> WHAT NEEDS TO BE DONE:
Reproduce the records below exactly, leaving out any pictures.

> DATASET ROWS:
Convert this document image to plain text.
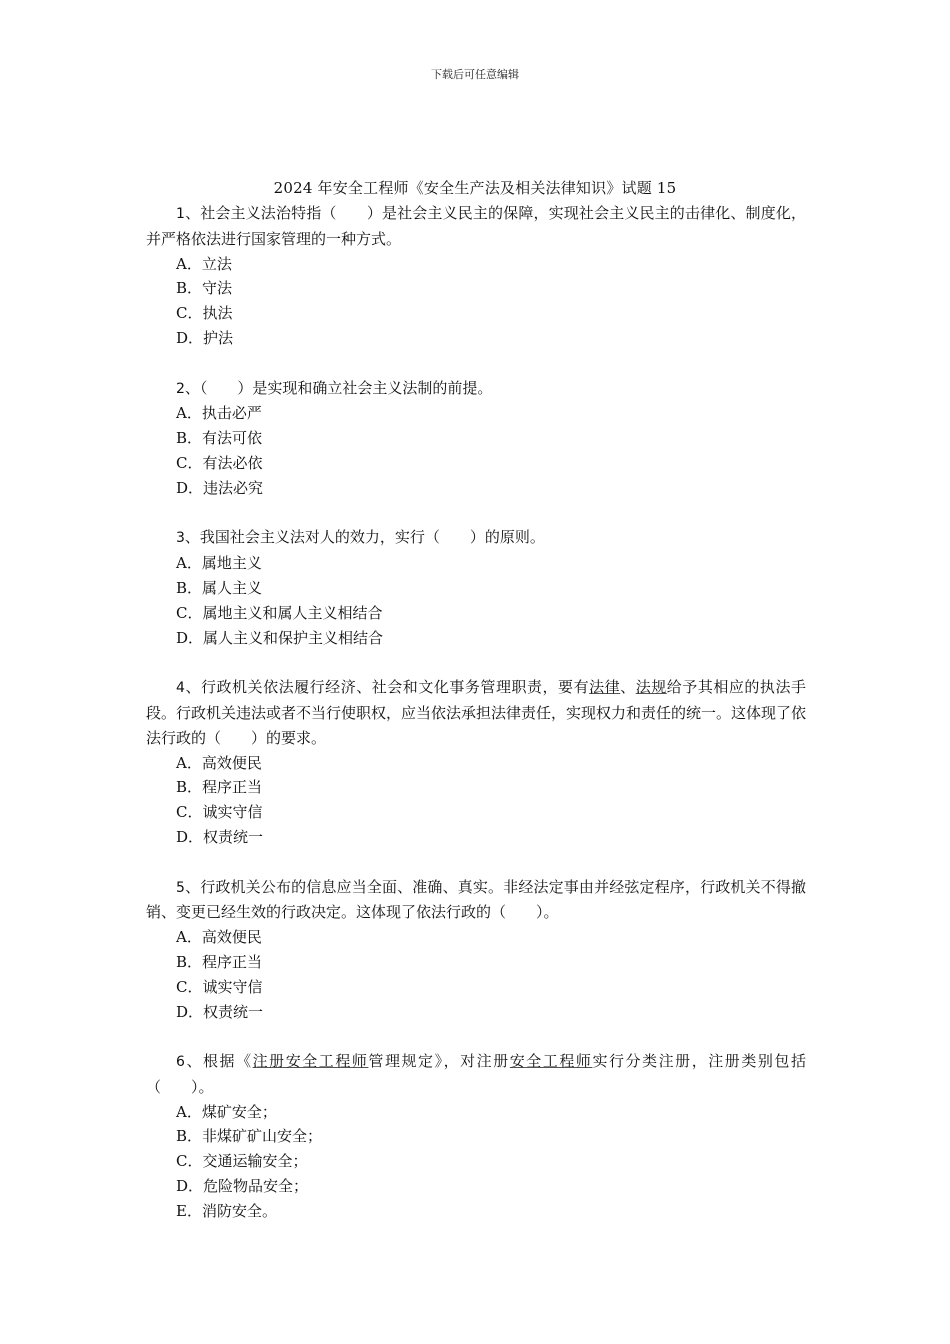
下载后可任意编辑
2024 年安全工程师《安全生产法及相关法律知识》试题 15

1、社会主义法治特指（　　）是社会主义民主的保障，实现社会主义民主的击律化、制度化，并严格依法进行国家管理的一种方式。

A．立法

B．守法

C．执法

D．护法

2、（　　）是实现和确立社会主义法制的前提。

A．执击必严

B．有法可依

C．有法必依

D．违法必究

3、我国社会主义法对人的效力，实行（　　）的原则。

A．属地主义

B．属人主义

C．属地主义和属人主义相结合

D．属人主义和保护主义相结合

4、行政机关依法履行经济、社会和文化事务管理职责，要有法律、法规给予其相应的执法手段。行政机关违法或者不当行使职权，应当依法承担法律责任，实现权力和责任的统一。这体现了依法行政的（　　）的要求。

A．高效便民

B．程序正当

C．诚实守信

D．权责统一

5、行政机关公布的信息应当全面、准确、真实。非经法定事由并经弦定程序，行政机关不得撤销、变更已经生效的行政决定。这体现了依法行政的（　　）。

A．高效便民

B．程序正当

C．诚实守信

D．权责统一

6、根据《注册安全工程师管理规定》，对注册安全工程师实行分类注册，注册类别包括（　　）。

A．煤矿安全；

B．非煤矿矿山安全；

C．交通运输安全；

D．危险物品安全；

E．消防安全。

> CORRECT OUTPUT:
Convert this document image to plain text.
下载后可任意编辑
2024 年安全工程师《安全生产法及相关法律知识》试题 15

1、社会主义法治特指（　　）是社会主义民主的保障，实现社会主义民主的击律化、制度化，并严格依法进行国家管理的一种方式。

A．立法

B．守法

C．执法

D．护法

2、（　　）是实现和确立社会主义法制的前提。

A．执击必严

B．有法可依

C．有法必依

D．违法必究

3、我国社会主义法对人的效力，实行（　　）的原则。

A．属地主义

B．属人主义

C．属地主义和属人主义相结合

D．属人主义和保护主义相结合

4、行政机关依法履行经济、社会和文化事务管理职责，要有法律、法规给予其相应的执法手段。行政机关违法或者不当行使职权，应当依法承担法律责任，实现权力和责任的统一。这体现了依法行政的（　　）的要求。

A．高效便民

B．程序正当

C．诚实守信

D．权责统一

5、行政机关公布的信息应当全面、准确、真实。非经法定事由并经弦定程序，行政机关不得撤销、变更已经生效的行政决定。这体现了依法行政的（　　）。

A．高效便民

B．程序正当

C．诚实守信

D．权责统一

6、根据《注册安全工程师管理规定》，对注册安全工程师实行分类注册，注册类别包括（　　）。

A．煤矿安全；

B．非煤矿矿山安全；

C．交通运输安全；

D．危险物品安全；

E．消防安全。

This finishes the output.